#### OBJECTIVE
Copy each of the following items line for line, leaving out the pictures.

-- start LISTING --

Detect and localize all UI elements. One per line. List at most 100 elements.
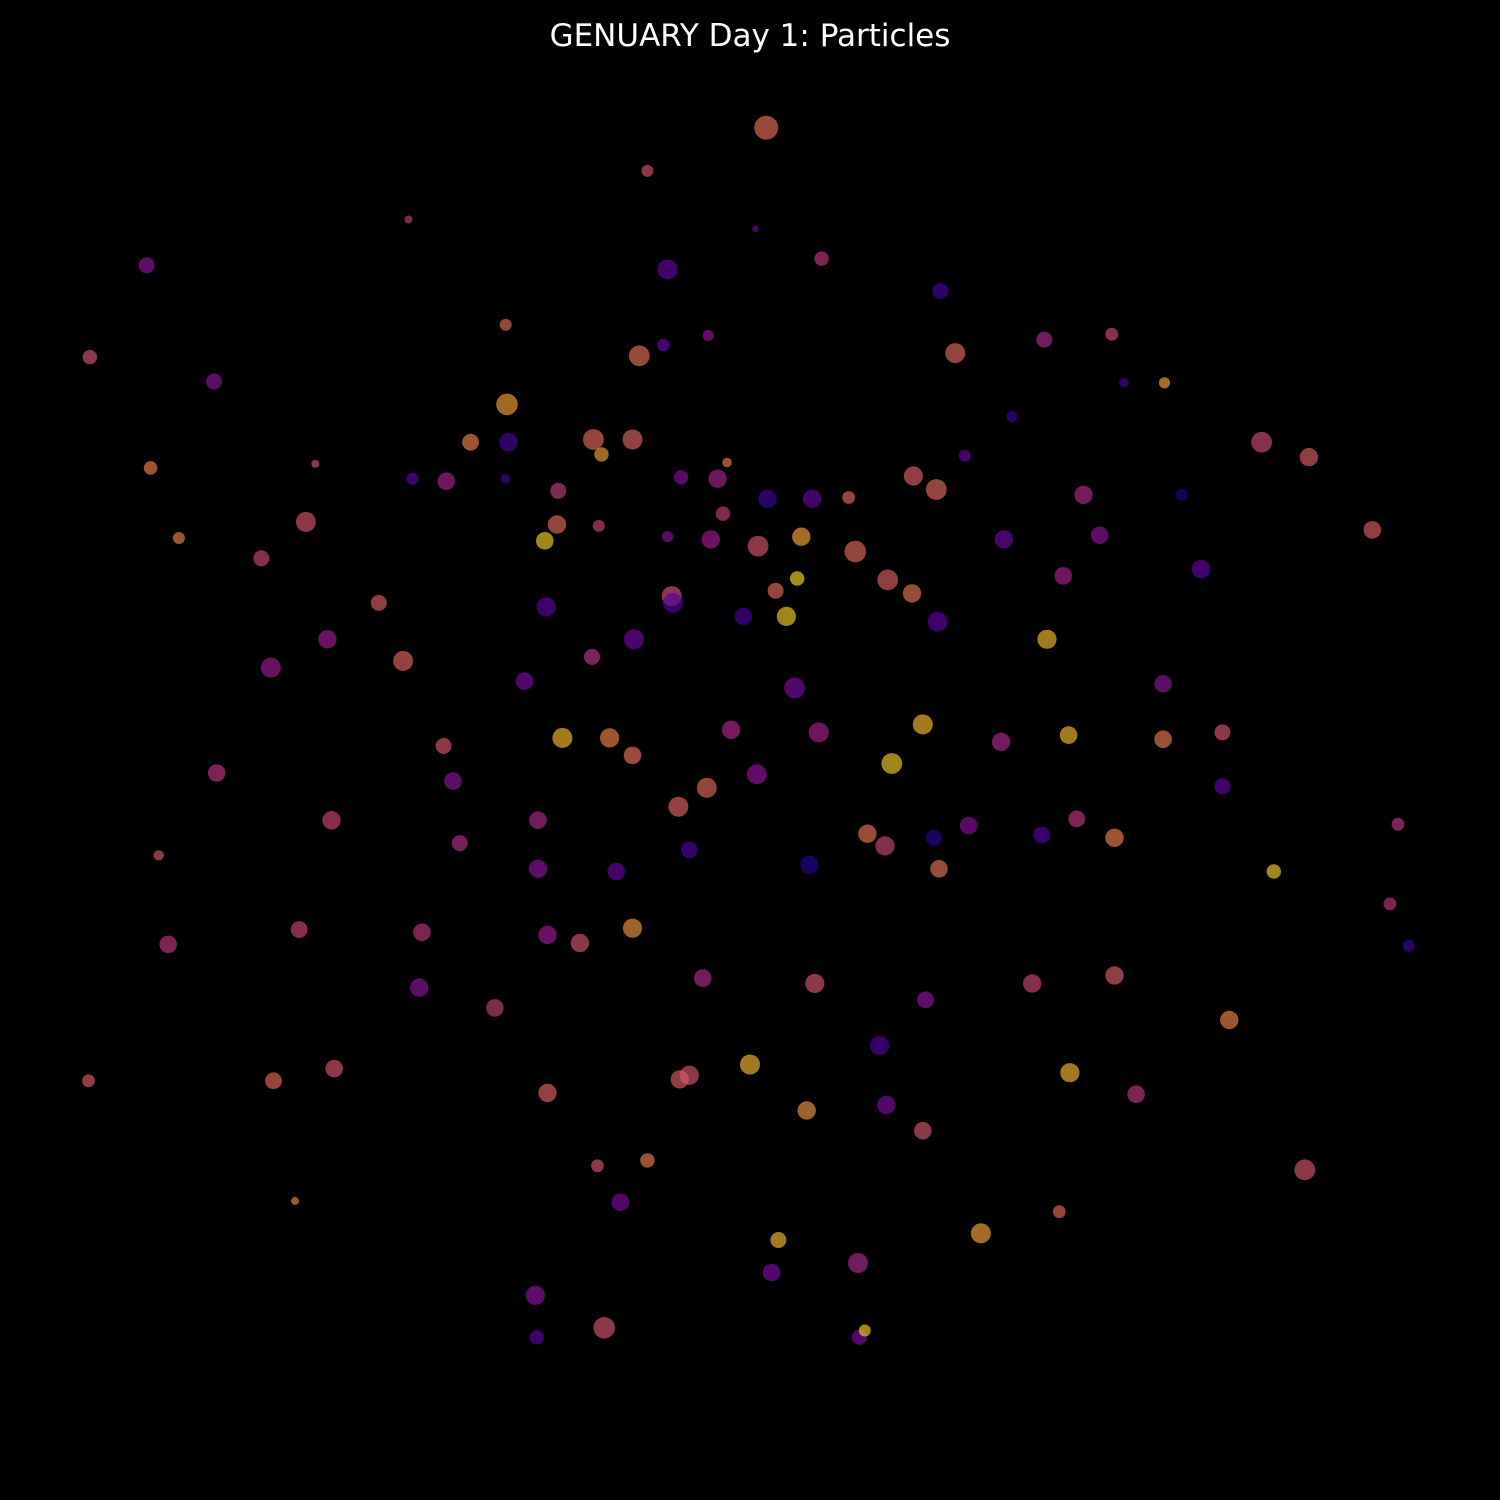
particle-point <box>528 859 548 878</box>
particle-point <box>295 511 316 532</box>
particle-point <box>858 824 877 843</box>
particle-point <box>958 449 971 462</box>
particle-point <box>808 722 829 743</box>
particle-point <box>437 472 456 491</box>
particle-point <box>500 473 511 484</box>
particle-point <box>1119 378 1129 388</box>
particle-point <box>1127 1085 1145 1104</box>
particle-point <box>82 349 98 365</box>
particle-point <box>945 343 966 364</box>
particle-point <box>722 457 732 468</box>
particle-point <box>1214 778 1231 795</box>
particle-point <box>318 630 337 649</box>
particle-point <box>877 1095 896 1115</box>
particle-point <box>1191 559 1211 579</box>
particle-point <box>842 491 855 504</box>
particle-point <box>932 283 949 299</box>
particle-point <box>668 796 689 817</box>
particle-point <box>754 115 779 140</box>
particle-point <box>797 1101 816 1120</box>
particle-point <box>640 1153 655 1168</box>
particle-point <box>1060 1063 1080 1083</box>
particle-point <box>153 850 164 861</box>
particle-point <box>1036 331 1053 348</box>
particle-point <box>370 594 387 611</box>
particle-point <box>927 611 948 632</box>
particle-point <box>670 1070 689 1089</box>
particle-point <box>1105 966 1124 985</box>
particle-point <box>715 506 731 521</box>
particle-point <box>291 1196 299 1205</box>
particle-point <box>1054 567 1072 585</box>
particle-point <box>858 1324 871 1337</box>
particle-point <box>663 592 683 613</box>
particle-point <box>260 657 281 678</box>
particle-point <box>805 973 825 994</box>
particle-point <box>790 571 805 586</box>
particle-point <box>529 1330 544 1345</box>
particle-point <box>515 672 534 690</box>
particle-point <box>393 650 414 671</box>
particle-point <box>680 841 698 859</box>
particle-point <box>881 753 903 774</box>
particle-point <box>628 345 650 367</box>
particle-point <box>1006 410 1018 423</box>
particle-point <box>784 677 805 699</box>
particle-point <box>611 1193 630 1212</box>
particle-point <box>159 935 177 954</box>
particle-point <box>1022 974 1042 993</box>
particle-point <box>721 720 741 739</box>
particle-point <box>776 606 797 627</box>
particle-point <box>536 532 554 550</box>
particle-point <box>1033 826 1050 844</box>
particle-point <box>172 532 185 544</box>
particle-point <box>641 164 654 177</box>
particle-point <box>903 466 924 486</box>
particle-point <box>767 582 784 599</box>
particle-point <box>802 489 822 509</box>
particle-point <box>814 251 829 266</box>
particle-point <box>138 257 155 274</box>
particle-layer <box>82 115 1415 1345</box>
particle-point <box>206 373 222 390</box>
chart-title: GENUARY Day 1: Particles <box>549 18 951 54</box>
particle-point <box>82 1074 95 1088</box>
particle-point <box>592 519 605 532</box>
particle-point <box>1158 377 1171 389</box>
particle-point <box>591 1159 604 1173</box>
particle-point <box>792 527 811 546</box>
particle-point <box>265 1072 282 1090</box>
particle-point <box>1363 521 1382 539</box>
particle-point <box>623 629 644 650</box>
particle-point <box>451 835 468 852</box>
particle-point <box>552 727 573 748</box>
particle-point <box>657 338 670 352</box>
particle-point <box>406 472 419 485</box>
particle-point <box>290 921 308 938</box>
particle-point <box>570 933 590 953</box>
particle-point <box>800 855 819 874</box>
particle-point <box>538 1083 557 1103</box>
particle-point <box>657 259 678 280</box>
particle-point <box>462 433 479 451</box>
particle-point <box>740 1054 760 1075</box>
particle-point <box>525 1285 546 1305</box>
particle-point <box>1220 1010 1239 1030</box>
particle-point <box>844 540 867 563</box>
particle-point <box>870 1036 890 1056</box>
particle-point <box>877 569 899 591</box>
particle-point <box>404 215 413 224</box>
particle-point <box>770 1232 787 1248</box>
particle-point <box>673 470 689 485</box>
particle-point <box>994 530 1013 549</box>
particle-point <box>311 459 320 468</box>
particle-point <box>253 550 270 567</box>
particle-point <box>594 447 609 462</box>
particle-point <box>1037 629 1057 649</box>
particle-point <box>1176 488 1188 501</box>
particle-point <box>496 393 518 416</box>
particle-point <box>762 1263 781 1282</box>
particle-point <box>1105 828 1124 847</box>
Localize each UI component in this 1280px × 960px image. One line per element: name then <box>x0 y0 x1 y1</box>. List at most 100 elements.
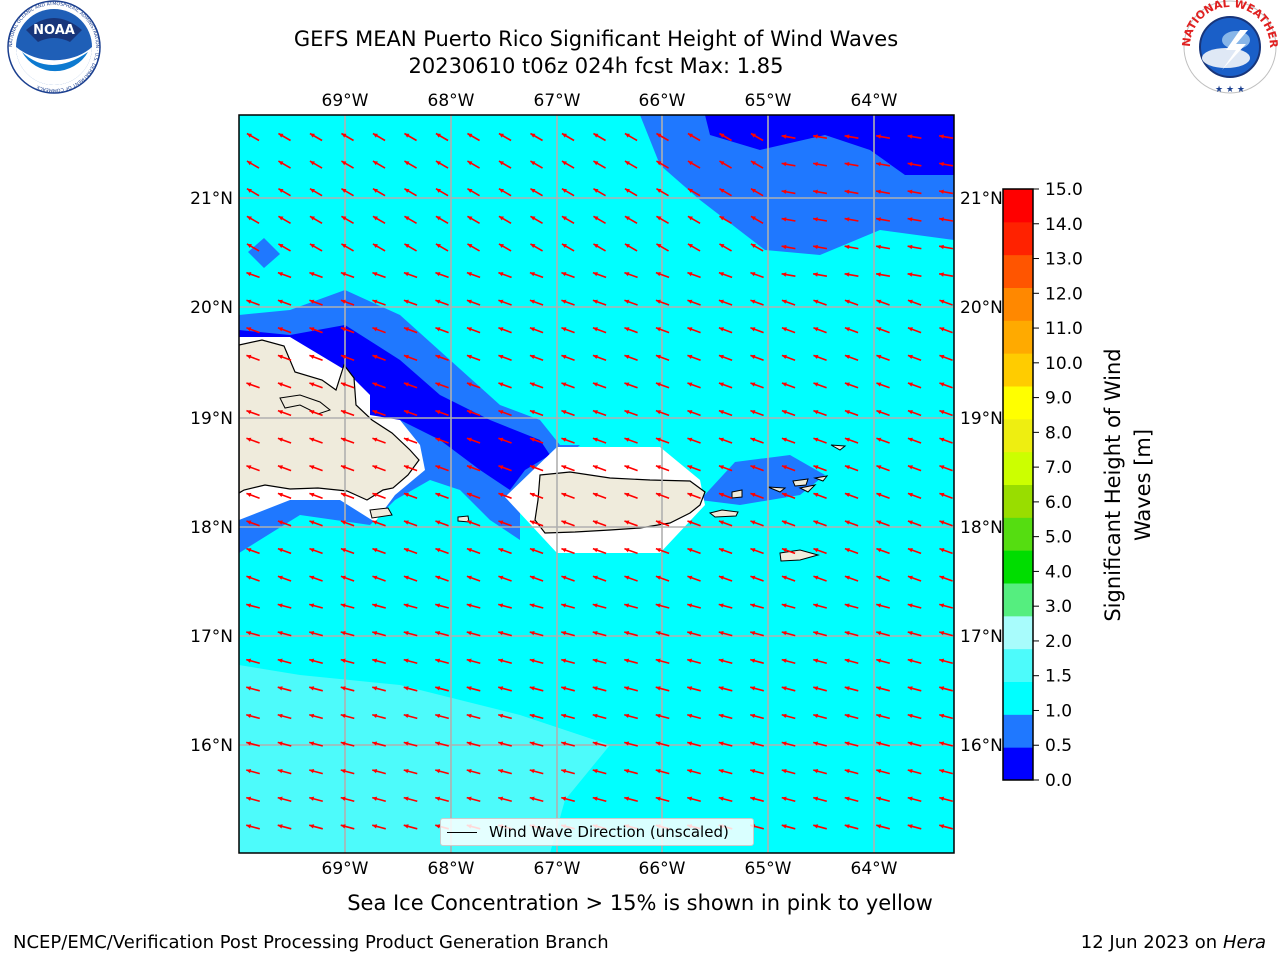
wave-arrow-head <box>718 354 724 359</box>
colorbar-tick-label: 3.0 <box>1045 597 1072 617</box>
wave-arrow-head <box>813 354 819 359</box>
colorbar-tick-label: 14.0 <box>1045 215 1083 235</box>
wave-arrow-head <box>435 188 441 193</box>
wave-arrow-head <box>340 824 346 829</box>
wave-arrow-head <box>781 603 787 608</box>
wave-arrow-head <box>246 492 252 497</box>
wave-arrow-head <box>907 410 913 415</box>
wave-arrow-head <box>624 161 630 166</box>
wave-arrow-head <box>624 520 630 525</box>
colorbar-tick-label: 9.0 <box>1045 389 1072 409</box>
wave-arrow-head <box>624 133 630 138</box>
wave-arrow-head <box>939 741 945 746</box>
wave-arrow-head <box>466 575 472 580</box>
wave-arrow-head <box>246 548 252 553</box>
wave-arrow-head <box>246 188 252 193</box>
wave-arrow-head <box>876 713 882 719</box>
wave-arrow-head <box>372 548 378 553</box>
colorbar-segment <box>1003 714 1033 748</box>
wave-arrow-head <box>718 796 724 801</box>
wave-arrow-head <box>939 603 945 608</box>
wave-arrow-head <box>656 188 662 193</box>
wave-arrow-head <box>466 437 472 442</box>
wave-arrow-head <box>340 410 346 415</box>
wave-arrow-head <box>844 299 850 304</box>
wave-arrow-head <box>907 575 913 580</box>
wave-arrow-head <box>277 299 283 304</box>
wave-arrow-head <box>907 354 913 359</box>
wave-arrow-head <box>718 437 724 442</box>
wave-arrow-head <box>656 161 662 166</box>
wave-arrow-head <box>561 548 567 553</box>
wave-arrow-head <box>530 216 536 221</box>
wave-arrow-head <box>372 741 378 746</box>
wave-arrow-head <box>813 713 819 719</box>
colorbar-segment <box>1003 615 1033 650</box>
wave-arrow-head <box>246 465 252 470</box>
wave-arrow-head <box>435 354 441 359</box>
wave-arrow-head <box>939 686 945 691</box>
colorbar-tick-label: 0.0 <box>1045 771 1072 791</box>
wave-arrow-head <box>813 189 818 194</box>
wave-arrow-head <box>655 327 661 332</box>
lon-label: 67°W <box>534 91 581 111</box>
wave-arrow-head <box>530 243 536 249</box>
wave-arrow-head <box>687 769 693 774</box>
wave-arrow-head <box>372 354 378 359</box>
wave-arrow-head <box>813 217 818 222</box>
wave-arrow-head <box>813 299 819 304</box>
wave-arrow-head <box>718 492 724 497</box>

-- end LISTING --

#### ANSWER TO THE TASK
Detect and localize all UI elements. One per line. List at most 100 elements.
particle-point <box>528 859 548 878</box>
particle-point <box>295 511 316 532</box>
particle-point <box>858 824 877 843</box>
particle-point <box>958 449 971 462</box>
particle-point <box>808 722 829 743</box>
particle-point <box>437 472 456 491</box>
particle-point <box>500 473 511 484</box>
particle-point <box>1119 378 1129 388</box>
particle-point <box>1127 1085 1145 1104</box>
particle-point <box>82 349 98 365</box>
particle-point <box>945 343 966 364</box>
particle-point <box>722 457 732 468</box>
particle-point <box>1214 778 1231 795</box>
particle-point <box>318 630 337 649</box>
particle-point <box>877 1095 896 1115</box>
particle-point <box>1191 559 1211 579</box>
particle-point <box>842 491 855 504</box>
particle-point <box>932 283 949 299</box>
particle-point <box>668 796 689 817</box>
particle-point <box>754 115 779 140</box>
particle-point <box>797 1101 816 1120</box>
particle-point <box>640 1153 655 1168</box>
particle-point <box>1060 1063 1080 1083</box>
particle-point <box>153 850 164 861</box>
particle-point <box>1036 331 1053 348</box>
particle-point <box>370 594 387 611</box>
particle-point <box>927 611 948 632</box>
particle-point <box>670 1070 689 1089</box>
particle-point <box>1105 966 1124 985</box>
particle-point <box>715 506 731 521</box>
particle-point <box>291 1196 299 1205</box>
particle-point <box>1054 567 1072 585</box>
particle-point <box>858 1324 871 1337</box>
particle-point <box>663 592 683 613</box>
particle-point <box>260 657 281 678</box>
particle-point <box>805 973 825 994</box>
particle-point <box>790 571 805 586</box>
particle-point <box>529 1330 544 1345</box>
particle-point <box>515 672 534 690</box>
particle-point <box>393 650 414 671</box>
particle-point <box>680 841 698 859</box>
particle-point <box>881 753 903 774</box>
particle-point <box>628 345 650 367</box>
particle-point <box>1006 410 1018 423</box>
particle-point <box>784 677 805 699</box>
particle-point <box>611 1193 630 1212</box>
particle-point <box>159 935 177 954</box>
particle-point <box>1022 974 1042 993</box>
particle-point <box>721 720 741 739</box>
particle-point <box>776 606 797 627</box>
particle-point <box>536 532 554 550</box>
particle-point <box>1033 826 1050 844</box>
particle-point <box>172 532 185 544</box>
particle-point <box>641 164 654 177</box>
particle-point <box>903 466 924 486</box>
particle-point <box>767 582 784 599</box>
particle-point <box>802 489 822 509</box>
particle-point <box>814 251 829 266</box>
particle-point <box>138 257 155 274</box>
particle-layer <box>82 115 1415 1345</box>
particle-point <box>206 373 222 390</box>
chart-title: GENUARY Day 1: Particles <box>549 18 951 54</box>
particle-point <box>82 1074 95 1088</box>
particle-point <box>592 519 605 532</box>
particle-point <box>1158 377 1171 389</box>
particle-point <box>591 1159 604 1173</box>
particle-point <box>792 527 811 546</box>
particle-point <box>265 1072 282 1090</box>
particle-point <box>1363 521 1382 539</box>
particle-point <box>623 629 644 650</box>
particle-point <box>451 835 468 852</box>
particle-point <box>552 727 573 748</box>
particle-point <box>657 338 670 352</box>
particle-point <box>406 472 419 485</box>
particle-point <box>290 921 308 938</box>
particle-point <box>570 933 590 953</box>
particle-point <box>800 855 819 874</box>
particle-point <box>538 1083 557 1103</box>
particle-point <box>657 259 678 280</box>
particle-point <box>462 433 479 451</box>
particle-point <box>740 1054 760 1075</box>
particle-point <box>525 1285 546 1305</box>
particle-point <box>1220 1010 1239 1030</box>
particle-point <box>844 540 867 563</box>
particle-point <box>870 1036 890 1056</box>
particle-point <box>877 569 899 591</box>
particle-point <box>404 215 413 224</box>
particle-point <box>770 1232 787 1248</box>
particle-point <box>673 470 689 485</box>
particle-point <box>994 530 1013 549</box>
particle-point <box>311 459 320 468</box>
particle-point <box>253 550 270 567</box>
particle-point <box>594 447 609 462</box>
particle-point <box>1037 629 1057 649</box>
particle-point <box>1176 488 1188 501</box>
particle-point <box>496 393 518 416</box>
particle-point <box>762 1263 781 1282</box>
particle-point <box>1105 828 1124 847</box>
Localize each UI component in this 1280px × 960px image. One line per element: name then <box>x0 y0 x1 y1</box>. List at most 100 elements.
wave-arrow-head <box>718 354 724 359</box>
colorbar-tick-label: 3.0 <box>1045 597 1072 617</box>
wave-arrow-head <box>813 354 819 359</box>
colorbar-tick-label: 14.0 <box>1045 215 1083 235</box>
wave-arrow-head <box>435 188 441 193</box>
wave-arrow-head <box>340 824 346 829</box>
wave-arrow-head <box>781 603 787 608</box>
wave-arrow-head <box>246 492 252 497</box>
wave-arrow-head <box>907 410 913 415</box>
wave-arrow-head <box>624 161 630 166</box>
wave-arrow-head <box>624 520 630 525</box>
colorbar-tick-label: 9.0 <box>1045 389 1072 409</box>
wave-arrow-head <box>624 133 630 138</box>
wave-arrow-head <box>939 741 945 746</box>
wave-arrow-head <box>466 575 472 580</box>
wave-arrow-head <box>246 548 252 553</box>
wave-arrow-head <box>246 188 252 193</box>
wave-arrow-head <box>876 713 882 719</box>
wave-arrow-head <box>372 548 378 553</box>
colorbar-segment <box>1003 714 1033 748</box>
wave-arrow-head <box>718 796 724 801</box>
wave-arrow-head <box>939 603 945 608</box>
wave-arrow-head <box>656 188 662 193</box>
wave-arrow-head <box>466 437 472 442</box>
wave-arrow-head <box>340 410 346 415</box>
wave-arrow-head <box>844 299 850 304</box>
wave-arrow-head <box>907 575 913 580</box>
wave-arrow-head <box>277 299 283 304</box>
wave-arrow-head <box>907 354 913 359</box>
wave-arrow-head <box>718 437 724 442</box>
wave-arrow-head <box>656 161 662 166</box>
wave-arrow-head <box>561 548 567 553</box>
wave-arrow-head <box>530 216 536 221</box>
wave-arrow-head <box>372 741 378 746</box>
wave-arrow-head <box>813 713 819 719</box>
colorbar-segment <box>1003 615 1033 650</box>
wave-arrow-head <box>246 465 252 470</box>
wave-arrow-head <box>435 354 441 359</box>
wave-arrow-head <box>939 686 945 691</box>
colorbar-tick-label: 0.0 <box>1045 771 1072 791</box>
wave-arrow-head <box>813 189 818 194</box>
wave-arrow-head <box>655 327 661 332</box>
lon-label: 67°W <box>534 91 581 111</box>
wave-arrow-head <box>530 243 536 249</box>
wave-arrow-head <box>687 769 693 774</box>
wave-arrow-head <box>372 354 378 359</box>
wave-arrow-head <box>813 217 818 222</box>
wave-arrow-head <box>813 299 819 304</box>
wave-arrow-head <box>718 492 724 497</box>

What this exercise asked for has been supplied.